● **Saved data entries**:
---*---

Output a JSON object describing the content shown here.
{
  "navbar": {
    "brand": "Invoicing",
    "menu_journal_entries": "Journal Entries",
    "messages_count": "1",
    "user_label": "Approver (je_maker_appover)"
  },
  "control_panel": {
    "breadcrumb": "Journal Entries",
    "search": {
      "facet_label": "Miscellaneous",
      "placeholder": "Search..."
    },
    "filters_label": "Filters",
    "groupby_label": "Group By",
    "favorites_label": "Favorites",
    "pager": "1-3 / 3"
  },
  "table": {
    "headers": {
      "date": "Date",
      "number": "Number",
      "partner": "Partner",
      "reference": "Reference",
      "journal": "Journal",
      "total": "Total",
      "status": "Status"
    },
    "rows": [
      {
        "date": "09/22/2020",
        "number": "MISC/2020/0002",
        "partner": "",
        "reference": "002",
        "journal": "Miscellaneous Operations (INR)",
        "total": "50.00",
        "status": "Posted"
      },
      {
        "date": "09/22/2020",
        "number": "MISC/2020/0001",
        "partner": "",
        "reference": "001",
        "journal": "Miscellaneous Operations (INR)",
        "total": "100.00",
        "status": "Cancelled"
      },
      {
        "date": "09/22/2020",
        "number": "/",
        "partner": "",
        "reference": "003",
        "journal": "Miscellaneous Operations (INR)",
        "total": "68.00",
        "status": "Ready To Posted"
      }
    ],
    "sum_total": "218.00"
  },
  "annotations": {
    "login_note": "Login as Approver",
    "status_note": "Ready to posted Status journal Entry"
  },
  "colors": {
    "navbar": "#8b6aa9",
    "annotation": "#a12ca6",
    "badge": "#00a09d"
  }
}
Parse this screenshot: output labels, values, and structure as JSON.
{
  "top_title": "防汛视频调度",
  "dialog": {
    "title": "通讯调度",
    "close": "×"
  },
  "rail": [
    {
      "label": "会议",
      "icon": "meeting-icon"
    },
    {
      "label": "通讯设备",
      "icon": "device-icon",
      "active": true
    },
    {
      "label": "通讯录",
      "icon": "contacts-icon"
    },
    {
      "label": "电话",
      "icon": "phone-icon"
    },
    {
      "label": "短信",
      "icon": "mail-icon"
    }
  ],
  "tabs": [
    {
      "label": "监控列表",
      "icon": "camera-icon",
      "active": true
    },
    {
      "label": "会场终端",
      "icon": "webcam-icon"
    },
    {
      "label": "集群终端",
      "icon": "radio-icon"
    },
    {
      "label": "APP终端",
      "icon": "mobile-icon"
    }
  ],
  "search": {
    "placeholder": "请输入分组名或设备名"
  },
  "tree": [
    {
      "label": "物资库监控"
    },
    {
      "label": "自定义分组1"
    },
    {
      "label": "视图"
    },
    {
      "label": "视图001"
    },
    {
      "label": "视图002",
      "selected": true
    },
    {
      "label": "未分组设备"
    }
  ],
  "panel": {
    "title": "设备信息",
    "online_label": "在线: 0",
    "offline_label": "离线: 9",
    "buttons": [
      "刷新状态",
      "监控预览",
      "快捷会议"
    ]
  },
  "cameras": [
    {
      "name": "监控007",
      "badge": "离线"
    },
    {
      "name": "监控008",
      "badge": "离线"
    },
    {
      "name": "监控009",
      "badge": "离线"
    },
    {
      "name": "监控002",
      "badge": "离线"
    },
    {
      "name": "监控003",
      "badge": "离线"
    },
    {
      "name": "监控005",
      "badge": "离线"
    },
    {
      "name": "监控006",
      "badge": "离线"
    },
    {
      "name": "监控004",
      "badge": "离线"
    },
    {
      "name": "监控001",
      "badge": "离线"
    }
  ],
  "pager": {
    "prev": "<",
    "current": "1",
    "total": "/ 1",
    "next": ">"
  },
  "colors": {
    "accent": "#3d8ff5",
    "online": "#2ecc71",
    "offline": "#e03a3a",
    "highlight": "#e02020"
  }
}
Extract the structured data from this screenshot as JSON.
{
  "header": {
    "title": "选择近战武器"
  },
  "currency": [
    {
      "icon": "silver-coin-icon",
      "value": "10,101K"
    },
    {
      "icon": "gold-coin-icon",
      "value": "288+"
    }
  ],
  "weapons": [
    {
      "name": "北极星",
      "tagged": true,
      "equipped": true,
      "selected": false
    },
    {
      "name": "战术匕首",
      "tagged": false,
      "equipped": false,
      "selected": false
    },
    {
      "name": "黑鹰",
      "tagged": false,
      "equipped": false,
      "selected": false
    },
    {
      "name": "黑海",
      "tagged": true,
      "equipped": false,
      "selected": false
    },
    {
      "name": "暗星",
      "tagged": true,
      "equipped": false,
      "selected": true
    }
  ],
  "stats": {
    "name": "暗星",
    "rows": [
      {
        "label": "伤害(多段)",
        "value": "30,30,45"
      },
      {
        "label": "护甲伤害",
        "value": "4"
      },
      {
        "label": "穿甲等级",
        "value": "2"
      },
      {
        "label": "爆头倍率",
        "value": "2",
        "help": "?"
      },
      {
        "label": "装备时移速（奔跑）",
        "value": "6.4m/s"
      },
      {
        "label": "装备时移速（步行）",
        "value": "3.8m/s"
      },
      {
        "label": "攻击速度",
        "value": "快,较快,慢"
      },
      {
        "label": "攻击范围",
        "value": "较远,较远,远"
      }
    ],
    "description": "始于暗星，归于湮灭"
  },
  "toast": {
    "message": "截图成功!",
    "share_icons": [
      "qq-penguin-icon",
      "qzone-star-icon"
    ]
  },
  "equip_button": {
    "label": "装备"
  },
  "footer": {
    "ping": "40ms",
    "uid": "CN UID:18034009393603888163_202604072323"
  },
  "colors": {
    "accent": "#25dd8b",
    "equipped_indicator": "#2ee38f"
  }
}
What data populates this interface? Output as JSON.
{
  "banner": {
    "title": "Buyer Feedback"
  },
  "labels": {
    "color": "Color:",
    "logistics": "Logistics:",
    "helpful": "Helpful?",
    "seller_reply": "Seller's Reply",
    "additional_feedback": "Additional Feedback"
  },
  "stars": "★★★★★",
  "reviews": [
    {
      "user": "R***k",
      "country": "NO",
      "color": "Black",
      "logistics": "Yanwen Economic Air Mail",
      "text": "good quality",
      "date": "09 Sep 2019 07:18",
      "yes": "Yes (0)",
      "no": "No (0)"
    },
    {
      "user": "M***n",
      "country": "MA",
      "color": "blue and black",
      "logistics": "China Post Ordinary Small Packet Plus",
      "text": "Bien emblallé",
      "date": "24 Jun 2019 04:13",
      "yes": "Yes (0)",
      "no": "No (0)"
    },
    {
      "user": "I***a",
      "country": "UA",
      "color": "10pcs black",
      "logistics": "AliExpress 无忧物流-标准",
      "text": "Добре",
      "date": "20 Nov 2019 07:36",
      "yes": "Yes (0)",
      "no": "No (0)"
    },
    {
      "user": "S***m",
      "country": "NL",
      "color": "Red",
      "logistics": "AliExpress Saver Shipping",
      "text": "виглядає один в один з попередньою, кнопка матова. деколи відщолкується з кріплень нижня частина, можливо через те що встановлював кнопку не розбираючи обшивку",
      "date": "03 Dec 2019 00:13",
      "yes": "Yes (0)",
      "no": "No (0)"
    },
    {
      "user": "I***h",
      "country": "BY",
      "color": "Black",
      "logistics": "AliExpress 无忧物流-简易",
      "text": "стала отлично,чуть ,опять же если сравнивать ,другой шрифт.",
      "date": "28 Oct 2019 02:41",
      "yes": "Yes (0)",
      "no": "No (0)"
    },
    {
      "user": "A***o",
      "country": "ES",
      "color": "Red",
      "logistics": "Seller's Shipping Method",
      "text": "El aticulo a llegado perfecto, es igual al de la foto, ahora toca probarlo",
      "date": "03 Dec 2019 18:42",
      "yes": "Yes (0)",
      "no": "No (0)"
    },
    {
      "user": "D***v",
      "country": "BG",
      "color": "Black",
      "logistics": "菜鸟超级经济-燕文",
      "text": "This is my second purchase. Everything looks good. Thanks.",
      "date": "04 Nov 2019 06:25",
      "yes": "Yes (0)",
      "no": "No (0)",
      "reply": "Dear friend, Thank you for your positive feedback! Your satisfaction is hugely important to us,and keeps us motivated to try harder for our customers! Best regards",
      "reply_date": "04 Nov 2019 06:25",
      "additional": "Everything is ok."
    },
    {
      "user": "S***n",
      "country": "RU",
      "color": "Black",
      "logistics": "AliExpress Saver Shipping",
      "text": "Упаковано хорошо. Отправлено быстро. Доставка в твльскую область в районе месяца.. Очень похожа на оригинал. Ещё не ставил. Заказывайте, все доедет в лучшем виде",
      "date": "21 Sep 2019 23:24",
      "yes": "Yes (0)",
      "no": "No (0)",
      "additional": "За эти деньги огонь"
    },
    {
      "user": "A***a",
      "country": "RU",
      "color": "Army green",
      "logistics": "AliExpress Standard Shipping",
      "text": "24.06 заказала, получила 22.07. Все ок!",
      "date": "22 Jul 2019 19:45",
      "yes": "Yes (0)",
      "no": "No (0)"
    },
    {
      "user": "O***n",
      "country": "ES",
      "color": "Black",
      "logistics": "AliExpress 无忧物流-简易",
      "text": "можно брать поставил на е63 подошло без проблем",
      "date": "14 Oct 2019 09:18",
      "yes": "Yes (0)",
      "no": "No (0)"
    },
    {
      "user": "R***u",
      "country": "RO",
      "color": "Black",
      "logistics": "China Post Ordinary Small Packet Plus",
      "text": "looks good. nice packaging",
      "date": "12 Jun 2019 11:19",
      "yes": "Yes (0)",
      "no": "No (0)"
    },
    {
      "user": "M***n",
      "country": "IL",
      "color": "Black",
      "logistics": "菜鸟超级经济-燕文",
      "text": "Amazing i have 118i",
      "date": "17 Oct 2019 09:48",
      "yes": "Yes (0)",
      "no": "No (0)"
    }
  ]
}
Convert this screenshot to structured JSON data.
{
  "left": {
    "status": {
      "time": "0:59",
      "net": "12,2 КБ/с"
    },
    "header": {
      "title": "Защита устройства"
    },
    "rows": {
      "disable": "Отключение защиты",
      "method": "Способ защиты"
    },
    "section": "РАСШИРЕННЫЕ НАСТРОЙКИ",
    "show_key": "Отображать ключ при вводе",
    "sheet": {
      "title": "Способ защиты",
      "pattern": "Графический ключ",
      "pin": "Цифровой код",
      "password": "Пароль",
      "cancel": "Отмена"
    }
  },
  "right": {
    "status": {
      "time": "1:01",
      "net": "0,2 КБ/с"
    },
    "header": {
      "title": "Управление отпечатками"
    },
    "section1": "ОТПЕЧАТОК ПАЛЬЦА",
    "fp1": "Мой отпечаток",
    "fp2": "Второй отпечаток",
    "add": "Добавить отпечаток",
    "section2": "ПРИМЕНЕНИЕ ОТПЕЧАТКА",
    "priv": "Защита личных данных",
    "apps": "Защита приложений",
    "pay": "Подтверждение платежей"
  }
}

---*---

● **STATED GOAL**: Go through the listing above and list every line that has the word "good".

● **REPLY TO THE EXERCISE**:
      "text": "good quality",
      "text": "This is my second purchase. Everything looks good. Thanks.",
      "text": "looks good. nice packaging",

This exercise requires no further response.